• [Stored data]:
— Begin —
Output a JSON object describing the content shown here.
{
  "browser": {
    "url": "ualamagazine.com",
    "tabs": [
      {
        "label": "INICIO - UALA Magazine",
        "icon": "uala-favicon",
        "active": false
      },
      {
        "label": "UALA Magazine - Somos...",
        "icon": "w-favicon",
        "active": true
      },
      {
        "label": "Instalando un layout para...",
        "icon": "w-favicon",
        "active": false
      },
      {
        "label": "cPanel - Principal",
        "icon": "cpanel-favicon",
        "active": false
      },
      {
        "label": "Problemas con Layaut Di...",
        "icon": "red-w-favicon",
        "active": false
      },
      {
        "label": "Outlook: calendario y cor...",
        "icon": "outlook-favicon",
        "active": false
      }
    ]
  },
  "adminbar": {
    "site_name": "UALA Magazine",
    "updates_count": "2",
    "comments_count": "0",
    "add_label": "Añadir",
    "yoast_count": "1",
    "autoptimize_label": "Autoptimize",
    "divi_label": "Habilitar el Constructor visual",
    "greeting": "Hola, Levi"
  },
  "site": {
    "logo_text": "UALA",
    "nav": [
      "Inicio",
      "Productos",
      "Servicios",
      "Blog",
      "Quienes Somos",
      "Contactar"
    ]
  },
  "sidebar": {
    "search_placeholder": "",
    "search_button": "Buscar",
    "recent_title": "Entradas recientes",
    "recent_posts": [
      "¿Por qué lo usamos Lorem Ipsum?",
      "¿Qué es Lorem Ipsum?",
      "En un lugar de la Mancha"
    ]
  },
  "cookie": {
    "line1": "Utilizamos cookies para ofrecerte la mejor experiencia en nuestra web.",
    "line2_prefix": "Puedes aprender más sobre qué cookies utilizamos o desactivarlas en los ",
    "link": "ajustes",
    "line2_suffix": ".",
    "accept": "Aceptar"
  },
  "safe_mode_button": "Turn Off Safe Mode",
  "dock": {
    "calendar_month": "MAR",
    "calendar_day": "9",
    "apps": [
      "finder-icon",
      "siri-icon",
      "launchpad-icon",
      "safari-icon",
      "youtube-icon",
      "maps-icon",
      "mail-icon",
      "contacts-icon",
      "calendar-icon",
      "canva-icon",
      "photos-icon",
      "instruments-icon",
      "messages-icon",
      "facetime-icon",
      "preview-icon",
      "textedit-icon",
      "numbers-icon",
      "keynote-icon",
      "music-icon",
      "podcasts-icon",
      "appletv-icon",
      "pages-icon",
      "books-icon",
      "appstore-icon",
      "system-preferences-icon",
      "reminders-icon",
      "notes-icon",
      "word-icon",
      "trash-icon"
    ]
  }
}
— End —
• [Objective]: Here, the records must be output exactly and in full.

• [The solution]:
Output a JSON object describing the content shown here.
{
  "browser": {
    "url": "ualamagazine.com",
    "tabs": [
      {
        "label": "INICIO - UALA Magazine",
        "icon": "uala-favicon",
        "active": false
      },
      {
        "label": "UALA Magazine - Somos...",
        "icon": "w-favicon",
        "active": true
      },
      {
        "label": "Instalando un layout para...",
        "icon": "w-favicon",
        "active": false
      },
      {
        "label": "cPanel - Principal",
        "icon": "cpanel-favicon",
        "active": false
      },
      {
        "label": "Problemas con Layaut Di...",
        "icon": "red-w-favicon",
        "active": false
      },
      {
        "label": "Outlook: calendario y cor...",
        "icon": "outlook-favicon",
        "active": false
      }
    ]
  },
  "adminbar": {
    "site_name": "UALA Magazine",
    "updates_count": "2",
    "comments_count": "0",
    "add_label": "Añadir",
    "yoast_count": "1",
    "autoptimize_label": "Autoptimize",
    "divi_label": "Habilitar el Constructor visual",
    "greeting": "Hola, Levi"
  },
  "site": {
    "logo_text": "UALA",
    "nav": [
      "Inicio",
      "Productos",
      "Servicios",
      "Blog",
      "Quienes Somos",
      "Contactar"
    ]
  },
  "sidebar": {
    "search_placeholder": "",
    "search_button": "Buscar",
    "recent_title": "Entradas recientes",
    "recent_posts": [
      "¿Por qué lo usamos Lorem Ipsum?",
      "¿Qué es Lorem Ipsum?",
      "En un lugar de la Mancha"
    ]
  },
  "cookie": {
    "line1": "Utilizamos cookies para ofrecerte la mejor experiencia en nuestra web.",
    "line2_prefix": "Puedes aprender más sobre qué cookies utilizamos o desactivarlas en los ",
    "link": "ajustes",
    "line2_suffix": ".",
    "accept": "Aceptar"
  },
  "safe_mode_button": "Turn Off Safe Mode",
  "dock": {
    "calendar_month": "MAR",
    "calendar_day": "9",
    "apps": [
      "finder-icon",
      "siri-icon",
      "launchpad-icon",
      "safari-icon",
      "youtube-icon",
      "maps-icon",
      "mail-icon",
      "contacts-icon",
      "calendar-icon",
      "canva-icon",
      "photos-icon",
      "instruments-icon",
      "messages-icon",
      "facetime-icon",
      "preview-icon",
      "textedit-icon",
      "numbers-icon",
      "keynote-icon",
      "music-icon",
      "podcasts-icon",
      "appletv-icon",
      "pages-icon",
      "books-icon",
      "appstore-icon",
      "system-preferences-icon",
      "reminders-icon",
      "notes-icon",
      "word-icon",
      "trash-icon"
    ]
  }
}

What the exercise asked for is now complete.